- WHAT NEEDS TO BE DONE -
State the number of lines that include the string "모래시계", and write nothing else.

═══ DATA ═══

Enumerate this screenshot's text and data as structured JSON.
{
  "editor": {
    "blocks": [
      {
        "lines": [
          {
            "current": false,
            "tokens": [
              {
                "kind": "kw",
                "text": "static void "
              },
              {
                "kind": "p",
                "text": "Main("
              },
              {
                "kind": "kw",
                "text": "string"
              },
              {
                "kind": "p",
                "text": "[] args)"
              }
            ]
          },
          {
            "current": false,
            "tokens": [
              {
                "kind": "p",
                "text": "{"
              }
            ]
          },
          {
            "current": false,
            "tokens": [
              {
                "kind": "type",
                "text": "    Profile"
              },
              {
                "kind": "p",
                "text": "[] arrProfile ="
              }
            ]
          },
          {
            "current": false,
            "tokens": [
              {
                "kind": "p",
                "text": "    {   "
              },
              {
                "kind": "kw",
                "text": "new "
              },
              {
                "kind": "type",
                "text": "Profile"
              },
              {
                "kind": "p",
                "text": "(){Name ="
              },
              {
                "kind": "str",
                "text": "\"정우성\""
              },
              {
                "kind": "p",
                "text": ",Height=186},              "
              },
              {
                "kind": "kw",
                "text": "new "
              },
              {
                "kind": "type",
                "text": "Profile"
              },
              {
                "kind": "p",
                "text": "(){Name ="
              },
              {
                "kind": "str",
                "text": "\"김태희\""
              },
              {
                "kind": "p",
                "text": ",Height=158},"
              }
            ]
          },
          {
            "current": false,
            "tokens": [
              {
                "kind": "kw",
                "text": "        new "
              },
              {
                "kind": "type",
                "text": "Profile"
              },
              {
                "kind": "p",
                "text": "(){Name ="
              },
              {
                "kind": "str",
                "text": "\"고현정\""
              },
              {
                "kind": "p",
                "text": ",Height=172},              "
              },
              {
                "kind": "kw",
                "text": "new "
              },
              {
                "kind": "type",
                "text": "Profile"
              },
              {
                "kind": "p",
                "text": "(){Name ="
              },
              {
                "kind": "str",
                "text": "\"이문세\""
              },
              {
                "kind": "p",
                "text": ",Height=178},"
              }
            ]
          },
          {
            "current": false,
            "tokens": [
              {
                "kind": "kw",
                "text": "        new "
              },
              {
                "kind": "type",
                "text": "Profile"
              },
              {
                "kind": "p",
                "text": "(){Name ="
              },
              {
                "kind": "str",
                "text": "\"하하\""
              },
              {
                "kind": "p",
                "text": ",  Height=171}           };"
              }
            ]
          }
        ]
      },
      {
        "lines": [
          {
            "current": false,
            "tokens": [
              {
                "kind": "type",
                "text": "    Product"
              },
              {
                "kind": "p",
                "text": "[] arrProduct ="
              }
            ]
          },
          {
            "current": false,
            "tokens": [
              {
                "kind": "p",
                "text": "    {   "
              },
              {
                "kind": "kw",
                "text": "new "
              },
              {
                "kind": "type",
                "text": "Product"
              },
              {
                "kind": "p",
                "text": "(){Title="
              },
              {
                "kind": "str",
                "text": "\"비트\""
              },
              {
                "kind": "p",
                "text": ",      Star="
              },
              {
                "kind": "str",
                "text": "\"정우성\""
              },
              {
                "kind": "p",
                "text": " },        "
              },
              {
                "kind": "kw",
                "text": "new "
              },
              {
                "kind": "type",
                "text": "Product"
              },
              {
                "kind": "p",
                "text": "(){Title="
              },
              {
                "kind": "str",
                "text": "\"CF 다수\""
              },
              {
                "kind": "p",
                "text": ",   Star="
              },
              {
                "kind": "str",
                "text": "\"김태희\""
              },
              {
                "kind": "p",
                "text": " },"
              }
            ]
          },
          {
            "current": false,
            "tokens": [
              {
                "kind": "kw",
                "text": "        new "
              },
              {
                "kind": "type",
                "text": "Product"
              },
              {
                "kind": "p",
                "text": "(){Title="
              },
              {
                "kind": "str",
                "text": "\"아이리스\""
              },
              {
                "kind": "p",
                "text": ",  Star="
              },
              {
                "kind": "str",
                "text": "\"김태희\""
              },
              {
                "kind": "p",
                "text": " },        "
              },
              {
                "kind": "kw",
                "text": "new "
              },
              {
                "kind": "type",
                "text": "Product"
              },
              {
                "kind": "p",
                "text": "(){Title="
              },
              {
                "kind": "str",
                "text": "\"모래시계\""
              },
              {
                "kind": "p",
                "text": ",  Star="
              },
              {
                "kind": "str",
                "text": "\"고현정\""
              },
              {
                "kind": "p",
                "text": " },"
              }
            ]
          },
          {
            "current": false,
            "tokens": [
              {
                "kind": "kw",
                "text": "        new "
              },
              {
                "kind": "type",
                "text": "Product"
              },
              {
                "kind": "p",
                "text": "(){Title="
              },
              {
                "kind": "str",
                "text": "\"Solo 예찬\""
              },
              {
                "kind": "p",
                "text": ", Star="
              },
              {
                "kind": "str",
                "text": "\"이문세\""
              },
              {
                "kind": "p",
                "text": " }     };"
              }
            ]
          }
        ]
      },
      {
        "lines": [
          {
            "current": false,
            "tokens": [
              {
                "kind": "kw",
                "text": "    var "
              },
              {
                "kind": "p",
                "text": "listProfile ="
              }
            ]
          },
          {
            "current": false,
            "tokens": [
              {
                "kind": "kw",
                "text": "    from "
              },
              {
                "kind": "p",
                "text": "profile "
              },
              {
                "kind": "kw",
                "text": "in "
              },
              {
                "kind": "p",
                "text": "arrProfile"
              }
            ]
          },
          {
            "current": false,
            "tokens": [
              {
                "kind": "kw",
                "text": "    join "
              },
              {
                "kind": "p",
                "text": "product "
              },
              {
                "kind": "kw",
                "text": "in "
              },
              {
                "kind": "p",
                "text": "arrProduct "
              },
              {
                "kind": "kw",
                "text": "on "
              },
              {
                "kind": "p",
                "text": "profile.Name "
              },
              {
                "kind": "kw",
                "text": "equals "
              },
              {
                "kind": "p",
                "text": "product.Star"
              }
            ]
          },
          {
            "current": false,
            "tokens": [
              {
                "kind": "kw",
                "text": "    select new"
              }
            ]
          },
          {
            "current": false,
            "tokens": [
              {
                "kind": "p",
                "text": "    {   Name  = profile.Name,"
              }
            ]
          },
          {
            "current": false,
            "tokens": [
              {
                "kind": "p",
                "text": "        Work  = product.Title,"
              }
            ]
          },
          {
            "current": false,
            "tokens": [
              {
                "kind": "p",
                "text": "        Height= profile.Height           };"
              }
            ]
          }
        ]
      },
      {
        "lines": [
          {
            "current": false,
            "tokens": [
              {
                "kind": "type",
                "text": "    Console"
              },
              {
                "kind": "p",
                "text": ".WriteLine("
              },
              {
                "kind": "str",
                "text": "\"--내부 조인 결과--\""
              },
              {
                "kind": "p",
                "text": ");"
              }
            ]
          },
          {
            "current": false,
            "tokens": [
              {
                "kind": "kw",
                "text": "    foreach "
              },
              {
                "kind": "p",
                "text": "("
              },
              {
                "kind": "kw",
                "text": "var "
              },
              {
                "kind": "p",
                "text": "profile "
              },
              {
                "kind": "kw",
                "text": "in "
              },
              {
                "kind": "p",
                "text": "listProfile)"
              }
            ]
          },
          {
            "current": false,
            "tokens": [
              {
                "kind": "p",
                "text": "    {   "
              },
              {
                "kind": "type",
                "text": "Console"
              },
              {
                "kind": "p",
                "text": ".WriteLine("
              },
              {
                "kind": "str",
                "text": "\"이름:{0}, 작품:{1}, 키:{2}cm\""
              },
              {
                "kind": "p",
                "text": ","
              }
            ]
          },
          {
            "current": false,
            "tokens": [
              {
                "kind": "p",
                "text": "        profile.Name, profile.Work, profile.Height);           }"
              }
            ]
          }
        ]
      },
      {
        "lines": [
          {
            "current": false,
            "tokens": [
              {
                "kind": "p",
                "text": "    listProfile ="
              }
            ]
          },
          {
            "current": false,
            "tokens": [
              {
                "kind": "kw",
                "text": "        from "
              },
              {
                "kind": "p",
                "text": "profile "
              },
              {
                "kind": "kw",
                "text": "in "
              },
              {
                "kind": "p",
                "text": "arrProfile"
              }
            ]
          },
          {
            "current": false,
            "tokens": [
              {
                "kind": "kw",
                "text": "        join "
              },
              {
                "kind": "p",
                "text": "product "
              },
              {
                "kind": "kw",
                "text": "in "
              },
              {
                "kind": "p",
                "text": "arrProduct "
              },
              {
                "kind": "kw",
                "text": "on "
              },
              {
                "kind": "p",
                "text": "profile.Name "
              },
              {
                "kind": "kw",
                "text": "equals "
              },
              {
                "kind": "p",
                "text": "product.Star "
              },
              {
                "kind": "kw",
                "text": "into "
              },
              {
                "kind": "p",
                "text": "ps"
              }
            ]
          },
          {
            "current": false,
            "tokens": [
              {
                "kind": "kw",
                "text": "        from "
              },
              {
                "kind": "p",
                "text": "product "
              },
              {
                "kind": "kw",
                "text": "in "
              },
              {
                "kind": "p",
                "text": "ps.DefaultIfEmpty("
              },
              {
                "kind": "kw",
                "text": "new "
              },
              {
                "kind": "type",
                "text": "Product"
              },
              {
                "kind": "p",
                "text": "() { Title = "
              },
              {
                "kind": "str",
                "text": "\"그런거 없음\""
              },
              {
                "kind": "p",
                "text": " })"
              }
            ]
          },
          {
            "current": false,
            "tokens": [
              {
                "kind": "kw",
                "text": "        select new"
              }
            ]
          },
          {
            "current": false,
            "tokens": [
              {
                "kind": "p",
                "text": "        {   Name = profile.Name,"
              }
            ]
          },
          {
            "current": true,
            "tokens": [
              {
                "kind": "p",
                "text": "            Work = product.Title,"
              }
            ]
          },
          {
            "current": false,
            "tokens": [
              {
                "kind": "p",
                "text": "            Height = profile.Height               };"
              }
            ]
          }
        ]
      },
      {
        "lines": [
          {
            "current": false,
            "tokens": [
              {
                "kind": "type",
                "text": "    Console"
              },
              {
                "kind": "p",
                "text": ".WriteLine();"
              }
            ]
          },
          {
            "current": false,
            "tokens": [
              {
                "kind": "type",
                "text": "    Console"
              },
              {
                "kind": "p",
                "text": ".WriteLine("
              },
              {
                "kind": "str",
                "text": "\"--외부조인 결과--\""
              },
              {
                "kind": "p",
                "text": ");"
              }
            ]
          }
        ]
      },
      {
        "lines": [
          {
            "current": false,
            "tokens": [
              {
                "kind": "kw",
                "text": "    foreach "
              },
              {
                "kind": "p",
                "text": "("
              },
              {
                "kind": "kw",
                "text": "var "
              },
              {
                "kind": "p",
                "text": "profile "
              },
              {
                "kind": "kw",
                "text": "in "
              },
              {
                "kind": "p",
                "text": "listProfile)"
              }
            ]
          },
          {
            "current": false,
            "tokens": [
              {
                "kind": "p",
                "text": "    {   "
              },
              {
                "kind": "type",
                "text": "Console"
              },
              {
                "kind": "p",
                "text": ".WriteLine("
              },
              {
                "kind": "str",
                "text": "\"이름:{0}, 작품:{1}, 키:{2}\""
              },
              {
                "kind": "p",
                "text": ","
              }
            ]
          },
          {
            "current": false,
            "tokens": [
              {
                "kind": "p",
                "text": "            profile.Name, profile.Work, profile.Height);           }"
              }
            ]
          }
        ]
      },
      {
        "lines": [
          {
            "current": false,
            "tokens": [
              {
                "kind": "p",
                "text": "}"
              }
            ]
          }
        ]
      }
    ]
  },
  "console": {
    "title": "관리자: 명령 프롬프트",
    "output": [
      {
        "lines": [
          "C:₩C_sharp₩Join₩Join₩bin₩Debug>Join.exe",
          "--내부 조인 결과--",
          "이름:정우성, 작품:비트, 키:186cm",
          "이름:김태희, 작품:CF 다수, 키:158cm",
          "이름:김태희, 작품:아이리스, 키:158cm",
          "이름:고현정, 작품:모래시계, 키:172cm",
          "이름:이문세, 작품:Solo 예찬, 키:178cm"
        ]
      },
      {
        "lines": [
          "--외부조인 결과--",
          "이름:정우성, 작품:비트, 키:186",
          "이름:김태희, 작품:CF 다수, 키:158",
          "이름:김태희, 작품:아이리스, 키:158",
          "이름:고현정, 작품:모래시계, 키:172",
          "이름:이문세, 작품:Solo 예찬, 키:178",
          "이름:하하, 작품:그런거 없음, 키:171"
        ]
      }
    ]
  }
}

═══

- RESULT OF THE TASK -
3